(Dataset excerpt)
(begin)

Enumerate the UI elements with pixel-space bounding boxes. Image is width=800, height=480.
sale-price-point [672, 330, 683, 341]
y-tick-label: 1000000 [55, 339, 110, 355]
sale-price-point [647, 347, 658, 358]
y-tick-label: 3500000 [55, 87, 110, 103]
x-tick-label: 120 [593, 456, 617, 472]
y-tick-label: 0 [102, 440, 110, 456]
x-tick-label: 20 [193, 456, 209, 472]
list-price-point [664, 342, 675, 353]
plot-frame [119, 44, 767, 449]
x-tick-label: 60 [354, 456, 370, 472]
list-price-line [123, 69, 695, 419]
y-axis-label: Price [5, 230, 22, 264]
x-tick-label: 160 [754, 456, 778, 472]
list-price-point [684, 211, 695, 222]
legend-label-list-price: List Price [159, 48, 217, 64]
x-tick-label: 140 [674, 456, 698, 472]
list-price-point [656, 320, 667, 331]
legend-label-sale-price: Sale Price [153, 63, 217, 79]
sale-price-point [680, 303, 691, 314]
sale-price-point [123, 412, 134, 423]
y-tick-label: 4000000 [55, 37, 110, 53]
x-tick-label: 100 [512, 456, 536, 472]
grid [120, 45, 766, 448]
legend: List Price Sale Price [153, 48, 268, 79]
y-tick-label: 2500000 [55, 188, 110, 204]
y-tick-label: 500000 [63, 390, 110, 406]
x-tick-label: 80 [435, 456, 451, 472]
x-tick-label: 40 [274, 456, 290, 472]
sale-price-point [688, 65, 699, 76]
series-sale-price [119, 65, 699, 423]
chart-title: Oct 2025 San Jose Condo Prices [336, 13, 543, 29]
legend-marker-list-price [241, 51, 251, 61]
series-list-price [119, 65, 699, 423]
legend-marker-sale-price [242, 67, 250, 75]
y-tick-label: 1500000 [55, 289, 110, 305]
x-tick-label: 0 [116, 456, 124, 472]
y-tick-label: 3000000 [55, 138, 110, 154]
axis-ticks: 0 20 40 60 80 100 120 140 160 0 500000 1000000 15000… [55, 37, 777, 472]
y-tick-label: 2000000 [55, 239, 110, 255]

(end)

EXERCISE AIM:
Can you put the entries above into a numbered list, leaving out any blank lines?

ANSWER TO THE EXERCISE:
1. Enumerate the UI elements with pixel-space bounding boxes. Image is width=800, height=480.
2. sale-price-point [672, 330, 683, 341]
3. y-tick-label: 1000000 [55, 339, 110, 355]
4. sale-price-point [647, 347, 658, 358]
5. y-tick-label: 3500000 [55, 87, 110, 103]
6. x-tick-label: 120 [593, 456, 617, 472]
7. y-tick-label: 0 [102, 440, 110, 456]
8. x-tick-label: 20 [193, 456, 209, 472]
9. list-price-point [664, 342, 675, 353]
10. plot-frame [119, 44, 767, 449]
11. x-tick-label: 60 [354, 456, 370, 472]
12. list-price-line [123, 69, 695, 419]
13. y-axis-label: Price [5, 230, 22, 264]
14. x-tick-label: 160 [754, 456, 778, 472]
15. list-price-point [684, 211, 695, 222]
16. legend-label-list-price: List Price [159, 48, 217, 64]
17. x-tick-label: 140 [674, 456, 698, 472]
18. list-price-point [656, 320, 667, 331]
19. legend-label-sale-price: Sale Price [153, 63, 217, 79]
20. sale-price-point [680, 303, 691, 314]
21. sale-price-point [123, 412, 134, 423]
22. y-tick-label: 4000000 [55, 37, 110, 53]
23. x-tick-label: 100 [512, 456, 536, 472]
24. grid [120, 45, 766, 448]
25. legend: List Price Sale Price [153, 48, 268, 79]
26. y-tick-label: 2500000 [55, 188, 110, 204]
27. y-tick-label: 500000 [63, 390, 110, 406]
28. x-tick-label: 80 [435, 456, 451, 472]
29. x-tick-label: 40 [274, 456, 290, 472]
30. sale-price-point [688, 65, 699, 76]
31. series-sale-price [119, 65, 699, 423]
32. chart-title: Oct 2025 San Jose Condo Prices [336, 13, 543, 29]
33. legend-marker-list-price [241, 51, 251, 61]
34. series-list-price [119, 65, 699, 423]
35. legend-marker-sale-price [242, 67, 250, 75]
36. y-tick-label: 1500000 [55, 289, 110, 305]
37. x-tick-label: 0 [116, 456, 124, 472]
38. y-tick-label: 3000000 [55, 138, 110, 154]
39. axis-ticks: 0 20 40 60 80 100 120 140 160 0 500000 1000000 15000… [55, 37, 777, 472]
40. y-tick-label: 2000000 [55, 239, 110, 255]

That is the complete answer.